» **To be done**
"Silty" appears in how many lines of the entries? State only the number.

Structured figure records:

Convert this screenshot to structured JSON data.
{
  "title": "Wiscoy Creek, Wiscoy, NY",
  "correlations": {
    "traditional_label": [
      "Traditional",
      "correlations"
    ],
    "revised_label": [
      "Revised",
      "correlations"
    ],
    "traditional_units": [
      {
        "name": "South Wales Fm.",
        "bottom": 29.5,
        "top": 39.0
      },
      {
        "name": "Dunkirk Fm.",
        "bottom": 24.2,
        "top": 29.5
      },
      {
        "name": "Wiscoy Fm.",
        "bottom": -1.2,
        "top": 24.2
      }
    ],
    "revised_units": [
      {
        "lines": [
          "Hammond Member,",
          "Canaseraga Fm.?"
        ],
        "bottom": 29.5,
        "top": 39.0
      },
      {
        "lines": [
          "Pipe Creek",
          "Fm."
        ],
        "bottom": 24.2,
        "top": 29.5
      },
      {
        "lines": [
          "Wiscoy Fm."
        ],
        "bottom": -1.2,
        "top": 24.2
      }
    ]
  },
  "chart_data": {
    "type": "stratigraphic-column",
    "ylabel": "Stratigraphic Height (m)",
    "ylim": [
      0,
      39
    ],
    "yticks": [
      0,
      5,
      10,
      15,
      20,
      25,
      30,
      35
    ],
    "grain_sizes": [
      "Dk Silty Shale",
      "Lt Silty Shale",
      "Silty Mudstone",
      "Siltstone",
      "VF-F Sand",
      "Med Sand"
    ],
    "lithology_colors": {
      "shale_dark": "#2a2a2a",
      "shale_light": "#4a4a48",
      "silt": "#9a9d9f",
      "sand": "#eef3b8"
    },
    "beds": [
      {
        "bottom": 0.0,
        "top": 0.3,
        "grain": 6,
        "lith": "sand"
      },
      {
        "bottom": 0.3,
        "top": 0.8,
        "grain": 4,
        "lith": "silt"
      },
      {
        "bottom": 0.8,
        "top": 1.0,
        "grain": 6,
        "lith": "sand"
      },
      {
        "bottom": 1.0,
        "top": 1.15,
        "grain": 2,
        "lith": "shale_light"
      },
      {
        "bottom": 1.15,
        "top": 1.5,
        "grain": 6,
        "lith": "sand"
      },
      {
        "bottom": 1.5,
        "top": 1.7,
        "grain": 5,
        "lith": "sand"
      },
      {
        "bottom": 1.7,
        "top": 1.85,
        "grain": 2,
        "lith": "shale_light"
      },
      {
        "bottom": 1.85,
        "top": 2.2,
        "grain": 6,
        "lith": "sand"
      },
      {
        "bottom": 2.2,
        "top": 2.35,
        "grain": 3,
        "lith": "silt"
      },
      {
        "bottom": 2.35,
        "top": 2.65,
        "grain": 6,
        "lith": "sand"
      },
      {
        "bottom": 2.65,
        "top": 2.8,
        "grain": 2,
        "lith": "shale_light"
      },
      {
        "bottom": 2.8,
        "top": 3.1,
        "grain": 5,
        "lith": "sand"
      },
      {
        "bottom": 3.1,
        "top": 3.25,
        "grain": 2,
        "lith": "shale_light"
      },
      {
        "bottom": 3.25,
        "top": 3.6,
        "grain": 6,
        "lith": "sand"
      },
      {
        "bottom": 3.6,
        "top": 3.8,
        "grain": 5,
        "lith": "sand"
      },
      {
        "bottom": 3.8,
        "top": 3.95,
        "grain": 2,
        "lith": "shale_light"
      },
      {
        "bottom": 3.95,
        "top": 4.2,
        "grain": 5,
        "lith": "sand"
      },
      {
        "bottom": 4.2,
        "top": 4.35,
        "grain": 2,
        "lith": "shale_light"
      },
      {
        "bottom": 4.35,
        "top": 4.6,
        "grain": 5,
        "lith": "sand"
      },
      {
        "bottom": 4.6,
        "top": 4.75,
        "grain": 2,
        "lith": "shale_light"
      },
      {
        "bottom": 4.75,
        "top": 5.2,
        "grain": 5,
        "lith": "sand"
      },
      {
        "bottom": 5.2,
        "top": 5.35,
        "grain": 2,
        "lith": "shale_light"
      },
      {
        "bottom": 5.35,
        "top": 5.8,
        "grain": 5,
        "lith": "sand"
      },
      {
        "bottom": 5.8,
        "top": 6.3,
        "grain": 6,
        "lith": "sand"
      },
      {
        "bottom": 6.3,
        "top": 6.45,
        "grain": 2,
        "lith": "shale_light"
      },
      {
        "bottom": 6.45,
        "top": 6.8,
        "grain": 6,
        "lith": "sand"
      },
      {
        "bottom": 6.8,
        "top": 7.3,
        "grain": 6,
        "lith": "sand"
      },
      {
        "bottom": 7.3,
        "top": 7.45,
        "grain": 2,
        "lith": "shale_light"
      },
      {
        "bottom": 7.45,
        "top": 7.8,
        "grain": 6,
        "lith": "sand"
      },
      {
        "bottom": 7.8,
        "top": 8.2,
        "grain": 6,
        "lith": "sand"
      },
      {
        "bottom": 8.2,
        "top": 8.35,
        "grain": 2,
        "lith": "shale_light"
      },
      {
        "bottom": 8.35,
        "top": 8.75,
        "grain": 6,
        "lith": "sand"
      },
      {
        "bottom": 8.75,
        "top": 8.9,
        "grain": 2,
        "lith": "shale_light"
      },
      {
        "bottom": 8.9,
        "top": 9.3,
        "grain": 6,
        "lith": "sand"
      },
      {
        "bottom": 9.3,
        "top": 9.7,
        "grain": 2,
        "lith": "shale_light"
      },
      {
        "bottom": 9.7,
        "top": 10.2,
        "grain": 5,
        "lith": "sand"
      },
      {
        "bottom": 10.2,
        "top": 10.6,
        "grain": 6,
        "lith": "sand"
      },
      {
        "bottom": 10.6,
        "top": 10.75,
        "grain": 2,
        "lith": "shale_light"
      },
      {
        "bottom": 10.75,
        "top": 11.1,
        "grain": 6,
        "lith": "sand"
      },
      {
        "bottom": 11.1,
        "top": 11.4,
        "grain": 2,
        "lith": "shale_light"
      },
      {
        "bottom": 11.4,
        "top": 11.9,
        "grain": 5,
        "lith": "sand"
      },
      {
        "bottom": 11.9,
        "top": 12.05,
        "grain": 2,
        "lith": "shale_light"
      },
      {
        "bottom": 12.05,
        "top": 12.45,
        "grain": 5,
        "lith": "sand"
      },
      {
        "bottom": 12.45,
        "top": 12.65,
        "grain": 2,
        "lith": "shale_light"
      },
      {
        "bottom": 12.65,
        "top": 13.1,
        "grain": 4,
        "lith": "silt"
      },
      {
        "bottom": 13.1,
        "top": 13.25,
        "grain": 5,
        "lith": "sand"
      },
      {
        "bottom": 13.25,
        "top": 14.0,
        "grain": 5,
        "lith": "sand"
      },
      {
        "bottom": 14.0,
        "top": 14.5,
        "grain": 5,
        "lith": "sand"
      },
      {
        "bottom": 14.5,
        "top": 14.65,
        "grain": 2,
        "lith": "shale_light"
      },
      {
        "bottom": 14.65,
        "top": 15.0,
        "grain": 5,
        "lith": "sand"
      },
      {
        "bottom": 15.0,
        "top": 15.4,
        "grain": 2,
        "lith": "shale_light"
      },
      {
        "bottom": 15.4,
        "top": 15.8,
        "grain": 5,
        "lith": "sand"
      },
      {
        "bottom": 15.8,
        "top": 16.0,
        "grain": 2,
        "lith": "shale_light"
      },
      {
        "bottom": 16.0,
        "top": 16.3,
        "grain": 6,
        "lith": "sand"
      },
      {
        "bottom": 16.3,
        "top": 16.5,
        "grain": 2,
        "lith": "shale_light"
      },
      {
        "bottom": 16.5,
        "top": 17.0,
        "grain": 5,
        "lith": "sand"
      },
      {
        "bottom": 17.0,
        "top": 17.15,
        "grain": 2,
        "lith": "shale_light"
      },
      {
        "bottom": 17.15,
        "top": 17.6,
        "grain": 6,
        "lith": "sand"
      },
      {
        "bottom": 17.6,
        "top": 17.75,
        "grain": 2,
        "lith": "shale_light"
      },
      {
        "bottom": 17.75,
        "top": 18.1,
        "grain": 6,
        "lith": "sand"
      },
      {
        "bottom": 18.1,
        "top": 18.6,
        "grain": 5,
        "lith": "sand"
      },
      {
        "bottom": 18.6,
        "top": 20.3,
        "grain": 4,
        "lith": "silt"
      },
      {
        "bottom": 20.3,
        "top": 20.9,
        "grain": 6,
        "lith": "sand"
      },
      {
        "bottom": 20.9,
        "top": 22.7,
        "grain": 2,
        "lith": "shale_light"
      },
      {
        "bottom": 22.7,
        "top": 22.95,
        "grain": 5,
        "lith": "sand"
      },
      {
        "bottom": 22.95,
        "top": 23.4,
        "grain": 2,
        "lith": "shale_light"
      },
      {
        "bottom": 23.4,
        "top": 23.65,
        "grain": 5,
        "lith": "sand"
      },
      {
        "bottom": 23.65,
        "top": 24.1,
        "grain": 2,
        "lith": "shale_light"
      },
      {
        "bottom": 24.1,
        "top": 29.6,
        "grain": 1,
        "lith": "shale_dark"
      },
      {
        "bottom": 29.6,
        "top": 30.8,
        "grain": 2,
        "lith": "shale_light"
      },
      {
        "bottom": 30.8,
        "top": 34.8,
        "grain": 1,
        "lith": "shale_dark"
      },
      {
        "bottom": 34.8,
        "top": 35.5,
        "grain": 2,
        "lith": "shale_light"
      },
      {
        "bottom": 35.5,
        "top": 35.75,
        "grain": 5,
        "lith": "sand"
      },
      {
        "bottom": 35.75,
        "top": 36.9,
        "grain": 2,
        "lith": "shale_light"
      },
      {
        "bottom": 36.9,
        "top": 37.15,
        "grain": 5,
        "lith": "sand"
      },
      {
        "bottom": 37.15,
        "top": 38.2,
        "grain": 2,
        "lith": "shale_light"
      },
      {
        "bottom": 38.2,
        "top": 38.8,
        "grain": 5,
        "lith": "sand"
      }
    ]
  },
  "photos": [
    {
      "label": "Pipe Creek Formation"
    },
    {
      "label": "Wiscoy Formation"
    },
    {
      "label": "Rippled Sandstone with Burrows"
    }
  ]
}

» **Response**
3